-- WHAT THIS TASK INVOLVES --
The data below should be printed in full, exactly, and without any of its images.

───── TASK MATERIAL ─────

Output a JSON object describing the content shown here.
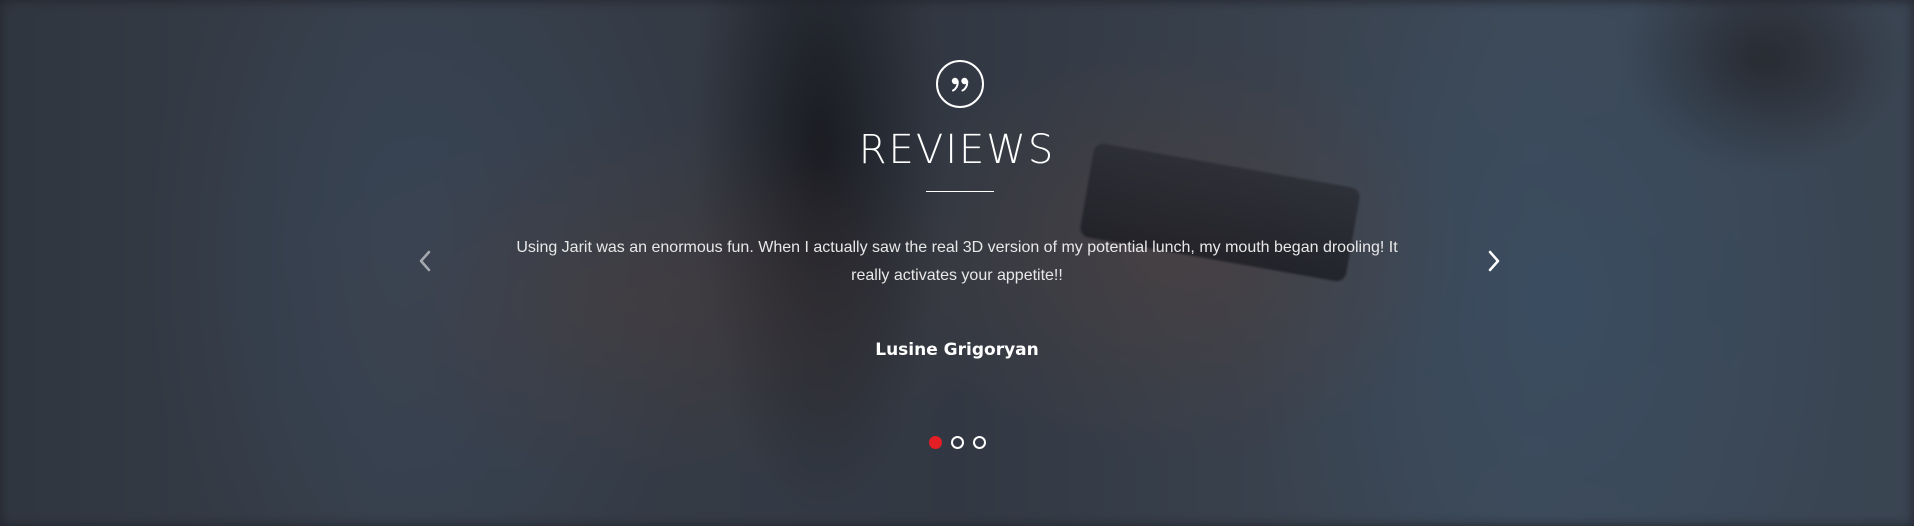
{
  "reviews": {
    "title": "REVIEWS",
    "icon": "quote-icon",
    "text": "Using Jarit was an enormous fun. When I actually saw the real 3D version of my potential lunch, my mouth began drooling! It really activates your appetite!!",
    "author": "Lusine Grigoryan",
    "prev_icon": "chevron-left-icon",
    "next_icon": "chevron-right-icon",
    "slides": {
      "count": 3,
      "active": 1
    },
    "colors": {
      "accent": "#e31e24",
      "text": "#ffffff",
      "overlay": "#1c1e26"
    }
  }
}
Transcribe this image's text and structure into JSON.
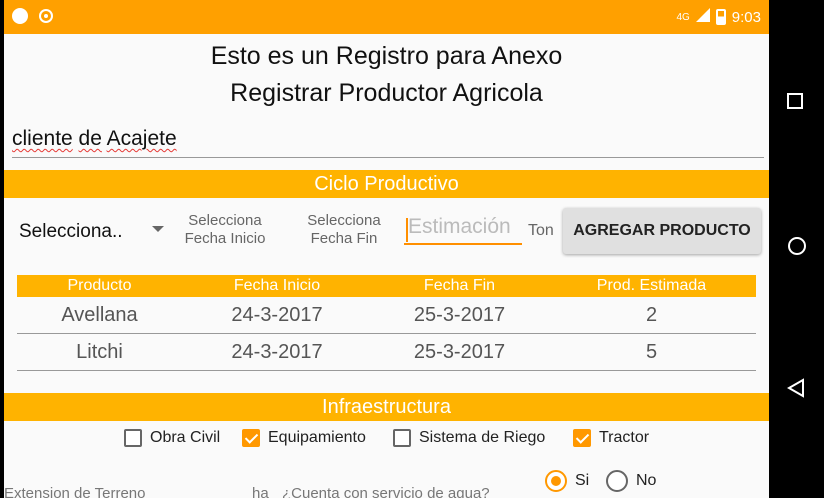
{
  "status_bar": {
    "network": "4G",
    "time": "9:03"
  },
  "header": {
    "line1": "Esto es un Registro para Anexo",
    "line2": "Registrar Productor Agricola"
  },
  "cliente_field": {
    "word1": "cliente",
    "word2": "de",
    "word3": "Acajete"
  },
  "ciclo": {
    "title": "Ciclo Productivo",
    "spinner_value": "Selecciona..",
    "fecha_inicio_l1": "Selecciona",
    "fecha_inicio_l2": "Fecha Inicio",
    "fecha_fin_l1": "Selecciona",
    "fecha_fin_l2": "Fecha Fin",
    "estimacion_placeholder": "Estimación",
    "unit": "Ton",
    "add_button": "AGREGAR PRODUCTO"
  },
  "table": {
    "headers": [
      "Producto",
      "Fecha Inicio",
      "Fecha Fin",
      "Prod. Estimada"
    ],
    "rows": [
      [
        "Avellana",
        "24-3-2017",
        "25-3-2017",
        "2"
      ],
      [
        "Litchi",
        "24-3-2017",
        "25-3-2017",
        "5"
      ]
    ]
  },
  "infra": {
    "title": "Infraestructura",
    "options": [
      {
        "label": "Obra Civil",
        "checked": false
      },
      {
        "label": "Equipamiento",
        "checked": true
      },
      {
        "label": "Sistema de Riego",
        "checked": false
      },
      {
        "label": "Tractor",
        "checked": true
      }
    ]
  },
  "bottom": {
    "extension_label": "Extension de Terreno",
    "unit_ha": "ha",
    "agua_question": "¿Cuenta con servicio de agua?",
    "radio_si": "Si",
    "radio_no": "No",
    "selected": "Si"
  },
  "colors": {
    "accent": "#ffb300",
    "status_bar": "#ffa000",
    "checked": "#ff9800"
  }
}
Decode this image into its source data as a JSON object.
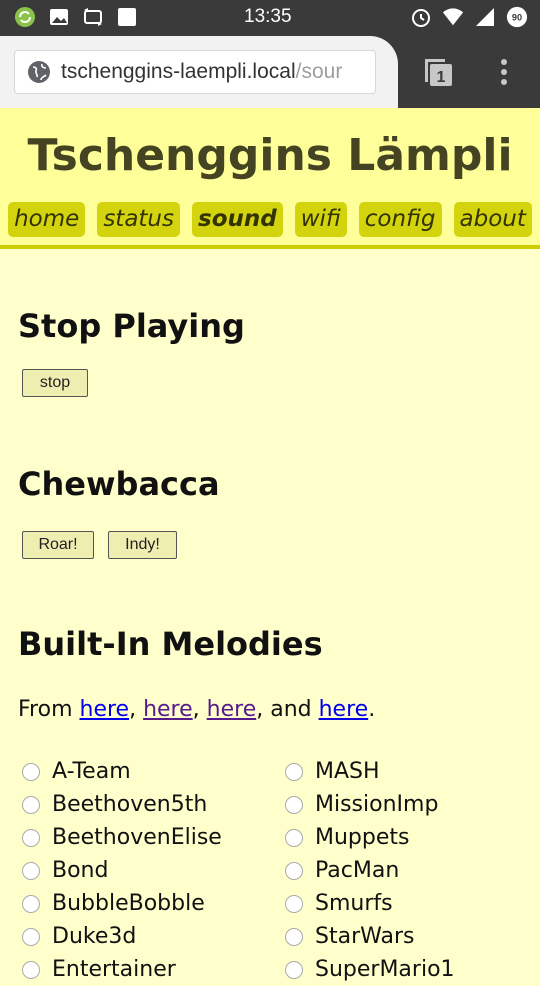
{
  "statusbar": {
    "time": "13:35",
    "battery_level": "90"
  },
  "browser": {
    "url_host": "tschenggins-laempli.local",
    "url_path": "/sour",
    "tab_count": "1"
  },
  "header": {
    "title": "Tschenggins Lämpli",
    "nav": [
      "home",
      "status",
      "sound",
      "wifi",
      "config",
      "about"
    ],
    "active_nav": "sound"
  },
  "sections": {
    "stop": {
      "heading": "Stop Playing",
      "button": "stop"
    },
    "chewbacca": {
      "heading": "Chewbacca",
      "buttons": [
        "Roar!",
        "Indy!"
      ]
    },
    "melodies": {
      "heading": "Built-In Melodies",
      "from_prefix": "From ",
      "links": [
        "here",
        "here",
        "here",
        "here"
      ],
      "sep1": ", ",
      "sep2": ", ",
      "sep3": ", and ",
      "end": ".",
      "col1": [
        "A-Team",
        "Beethoven5th",
        "BeethovenElise",
        "Bond",
        "BubbleBobble",
        "Duke3d",
        "Entertainer"
      ],
      "col2": [
        "MASH",
        "MissionImp",
        "Muppets",
        "PacMan",
        "Smurfs",
        "StarWars",
        "SuperMario1"
      ]
    }
  },
  "colors": {
    "page_bg": "#ffffcc",
    "header_bg": "#ffff99",
    "nav_bg": "#d4d40e"
  }
}
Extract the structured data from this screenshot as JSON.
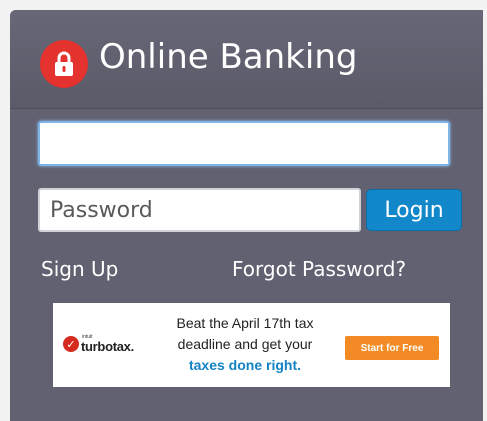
{
  "colors": {
    "panel": "#616171",
    "lock_badge": "#e4322f",
    "login_button": "#1287c9",
    "ad_cta": "#f28b25",
    "ad_emphasis": "#1483c6"
  },
  "header": {
    "icon": "lock-icon",
    "title": "Online Banking"
  },
  "form": {
    "username": {
      "value": "",
      "placeholder": ""
    },
    "password": {
      "value": "",
      "placeholder": "Password"
    },
    "login_label": "Login"
  },
  "links": {
    "signup": "Sign Up",
    "forgot": "Forgot Password?"
  },
  "ad": {
    "logo_small": "intuit",
    "logo_brand": "turbotax.",
    "line1": "Beat the April 17th tax",
    "line2": "deadline and get your",
    "line3": "taxes done right.",
    "cta": "Start for Free"
  }
}
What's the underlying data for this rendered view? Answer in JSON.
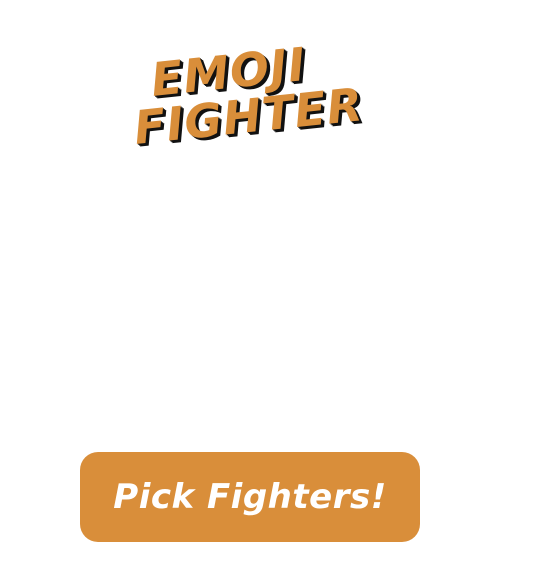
{
  "logo": {
    "line1": "Emoji",
    "line2": "Fighter"
  },
  "actions": {
    "pick_fighters_label": "Pick Fighters!"
  },
  "colors": {
    "accent": "#d98e3a",
    "text_on_accent": "#ffffff",
    "logo_shadow": "#111111",
    "background": "#ffffff"
  }
}
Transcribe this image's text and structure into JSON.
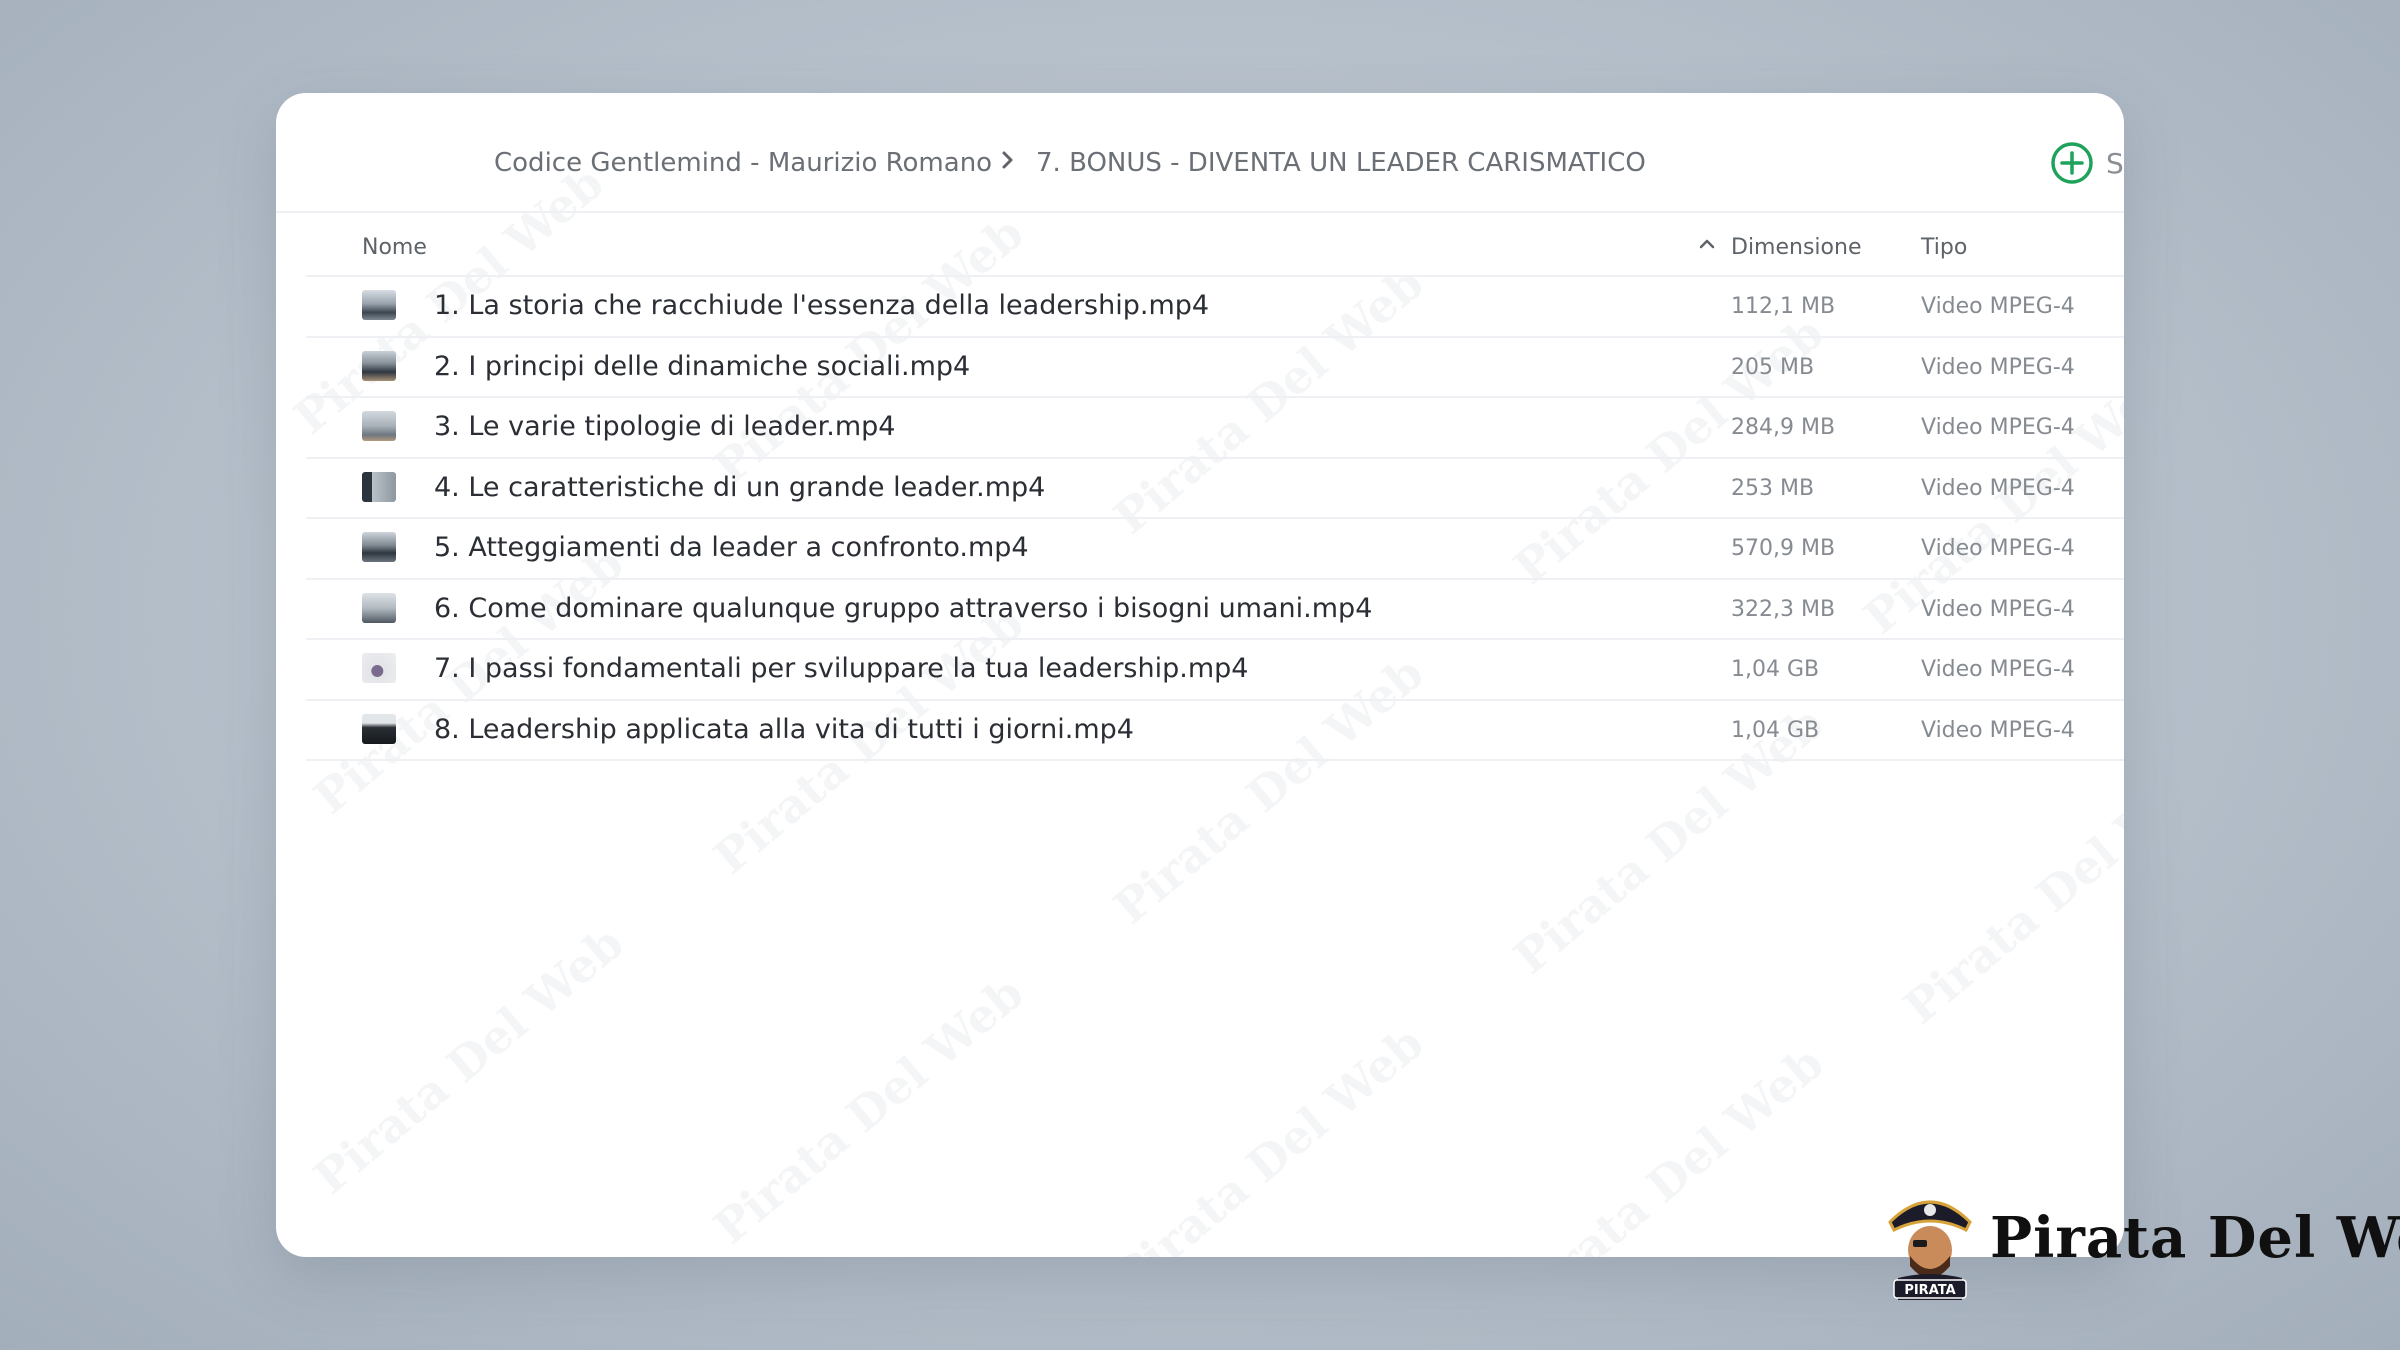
{
  "breadcrumb": {
    "root": "Codice Gentlemind - Maurizio Romano",
    "current": "7. BONUS - DIVENTA UN LEADER CARISMATICO"
  },
  "toolbar": {
    "add_label": "S"
  },
  "table": {
    "headers": {
      "name": "Nome",
      "size": "Dimensione",
      "type": "Tipo"
    },
    "sort": "ascending",
    "rows": [
      {
        "name": "1. La storia che racchiude l'essenza della leadership.mp4",
        "size": "112,1 MB",
        "type": "Video MPEG-4"
      },
      {
        "name": "2. I principi delle dinamiche sociali.mp4",
        "size": "205 MB",
        "type": "Video MPEG-4"
      },
      {
        "name": "3. Le varie tipologie di leader.mp4",
        "size": "284,9 MB",
        "type": "Video MPEG-4"
      },
      {
        "name": "4. Le caratteristiche di un grande leader.mp4",
        "size": "253 MB",
        "type": "Video MPEG-4"
      },
      {
        "name": "5. Atteggiamenti da leader a confronto.mp4",
        "size": "570,9 MB",
        "type": "Video MPEG-4"
      },
      {
        "name": "6. Come dominare qualunque gruppo attraverso i bisogni umani.mp4",
        "size": "322,3 MB",
        "type": "Video MPEG-4"
      },
      {
        "name": "7. I passi fondamentali per sviluppare la tua leadership.mp4",
        "size": "1,04 GB",
        "type": "Video MPEG-4"
      },
      {
        "name": "8. Leadership applicata alla vita di tutti i giorni.mp4",
        "size": "1,04 GB",
        "type": "Video MPEG-4"
      }
    ]
  },
  "watermark": {
    "text": "Pirata Del Web"
  },
  "logo": {
    "badge_text": "PIRATA",
    "brand": "Pirata Del Web"
  },
  "colors": {
    "accent_green": "#1fa35c",
    "text_primary": "#2b2f35",
    "text_muted": "#868b92"
  }
}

─────

-- FINISHED EXERCISE --
Output a JSON object describing the content shown here.
{
  "reviews": {
    "title": "REVIEWS",
    "icon": "quote-icon",
    "text": "Using Jarit was an enormous fun. When I actually saw the real 3D version of my potential lunch, my mouth began drooling! It really activates your appetite!!",
    "author": "Lusine Grigoryan",
    "prev_icon": "chevron-left-icon",
    "next_icon": "chevron-right-icon",
    "slides": {
      "count": 3,
      "active": 1
    },
    "colors": {
      "accent": "#e31e24",
      "text": "#ffffff",
      "overlay": "#1c1e26"
    }
  }
}
Transcribe this image's text and structure into JSON.
{
  "status_bar": {
    "network": "4G",
    "time": "9:03"
  },
  "header": {
    "line1": "Esto es un Registro para Anexo",
    "line2": "Registrar Productor Agricola"
  },
  "cliente_field": {
    "word1": "cliente",
    "word2": "de",
    "word3": "Acajete"
  },
  "ciclo": {
    "title": "Ciclo Productivo",
    "spinner_value": "Selecciona..",
    "fecha_inicio_l1": "Selecciona",
    "fecha_inicio_l2": "Fecha Inicio",
    "fecha_fin_l1": "Selecciona",
    "fecha_fin_l2": "Fecha Fin",
    "estimacion_placeholder": "Estimación",
    "unit": "Ton",
    "add_button": "AGREGAR PRODUCTO"
  },
  "table": {
    "headers": [
      "Producto",
      "Fecha Inicio",
      "Fecha Fin",
      "Prod. Estimada"
    ],
    "rows": [
      [
        "Avellana",
        "24-3-2017",
        "25-3-2017",
        "2"
      ],
      [
        "Litchi",
        "24-3-2017",
        "25-3-2017",
        "5"
      ]
    ]
  },
  "infra": {
    "title": "Infraestructura",
    "options": [
      {
        "label": "Obra Civil",
        "checked": false
      },
      {
        "label": "Equipamiento",
        "checked": true
      },
      {
        "label": "Sistema de Riego",
        "checked": false
      },
      {
        "label": "Tractor",
        "checked": true
      }
    ]
  },
  "bottom": {
    "extension_label": "Extension de Terreno",
    "unit_ha": "ha",
    "agua_question": "¿Cuenta con servicio de agua?",
    "radio_si": "Si",
    "radio_no": "No",
    "selected": "Si"
  },
  "colors": {
    "accent": "#ffb300",
    "status_bar": "#ffa000",
    "checked": "#ff9800"
  }
}
Decode this image into its source data as a JSON object.
{
  "statusbar": {
    "time": "13:35",
    "battery_level": "90"
  },
  "browser": {
    "url_host": "tschenggins-laempli.local",
    "url_path": "/sour",
    "tab_count": "1"
  },
  "header": {
    "title": "Tschenggins Lämpli",
    "nav": [
      "home",
      "status",
      "sound",
      "wifi",
      "config",
      "about"
    ],
    "active_nav": "sound"
  },
  "sections": {
    "stop": {
      "heading": "Stop Playing",
      "button": "stop"
    },
    "chewbacca": {
      "heading": "Chewbacca",
      "buttons": [
        "Roar!",
        "Indy!"
      ]
    },
    "melodies": {
      "heading": "Built-In Melodies",
      "from_prefix": "From ",
      "links": [
        "here",
        "here",
        "here",
        "here"
      ],
      "sep1": ", ",
      "sep2": ", ",
      "sep3": ", and ",
      "end": ".",
      "col1": [
        "A-Team",
        "Beethoven5th",
        "BeethovenElise",
        "Bond",
        "BubbleBobble",
        "Duke3d",
        "Entertainer"
      ],
      "col2": [
        "MASH",
        "MissionImp",
        "Muppets",
        "PacMan",
        "Smurfs",
        "StarWars",
        "SuperMario1"
      ]
    }
  },
  "colors": {
    "page_bg": "#ffffcc",
    "header_bg": "#ffff99",
    "nav_bg": "#d4d40e"
  }
}
Extract the structured data from this screenshot as JSON.
{
  "colors": {
    "panel": "#616171",
    "lock_badge": "#e4322f",
    "login_button": "#1287c9",
    "ad_cta": "#f28b25",
    "ad_emphasis": "#1483c6"
  },
  "header": {
    "icon": "lock-icon",
    "title": "Online Banking"
  },
  "form": {
    "username": {
      "value": "",
      "placeholder": ""
    },
    "password": {
      "value": "",
      "placeholder": "Password"
    },
    "login_label": "Login"
  },
  "links": {
    "signup": "Sign Up",
    "forgot": "Forgot Password?"
  },
  "ad": {
    "logo_small": "intuit",
    "logo_brand": "turbotax.",
    "line1": "Beat the April 17th tax",
    "line2": "deadline and get your",
    "line3": "taxes done right.",
    "cta": "Start for Free"
  }
}
What's the underlying data for this rendered view? Answer in JSON.
{
  "logo": {
    "line1": "Emoji",
    "line2": "Fighter"
  },
  "actions": {
    "pick_fighters_label": "Pick Fighters!"
  },
  "colors": {
    "accent": "#d98e3a",
    "text_on_accent": "#ffffff",
    "logo_shadow": "#111111",
    "background": "#ffffff"
  }
}
Transcribe this image's text and structure into JSON.
{
  "breadcrumb": {
    "root": "Codice Gentlemind - Maurizio Romano",
    "current": "7. BONUS - DIVENTA UN LEADER CARISMATICO"
  },
  "toolbar": {
    "add_label": "S"
  },
  "table": {
    "headers": {
      "name": "Nome",
      "size": "Dimensione",
      "type": "Tipo"
    },
    "sort": "ascending",
    "rows": [
      {
        "name": "1. La storia che racchiude l'essenza della leadership.mp4",
        "size": "112,1 MB",
        "type": "Video MPEG-4"
      },
      {
        "name": "2. I principi delle dinamiche sociali.mp4",
        "size": "205 MB",
        "type": "Video MPEG-4"
      },
      {
        "name": "3. Le varie tipologie di leader.mp4",
        "size": "284,9 MB",
        "type": "Video MPEG-4"
      },
      {
        "name": "4. Le caratteristiche di un grande leader.mp4",
        "size": "253 MB",
        "type": "Video MPEG-4"
      },
      {
        "name": "5. Atteggiamenti da leader a confronto.mp4",
        "size": "570,9 MB",
        "type": "Video MPEG-4"
      },
      {
        "name": "6. Come dominare qualunque gruppo attraverso i bisogni umani.mp4",
        "size": "322,3 MB",
        "type": "Video MPEG-4"
      },
      {
        "name": "7. I passi fondamentali per sviluppare la tua leadership.mp4",
        "size": "1,04 GB",
        "type": "Video MPEG-4"
      },
      {
        "name": "8. Leadership applicata alla vita di tutti i giorni.mp4",
        "size": "1,04 GB",
        "type": "Video MPEG-4"
      }
    ]
  },
  "watermark": {
    "text": "Pirata Del Web"
  },
  "logo": {
    "badge_text": "PIRATA",
    "brand": "Pirata Del Web"
  },
  "colors": {
    "accent_green": "#1fa35c",
    "text_primary": "#2b2f35",
    "text_muted": "#868b92"
  }
}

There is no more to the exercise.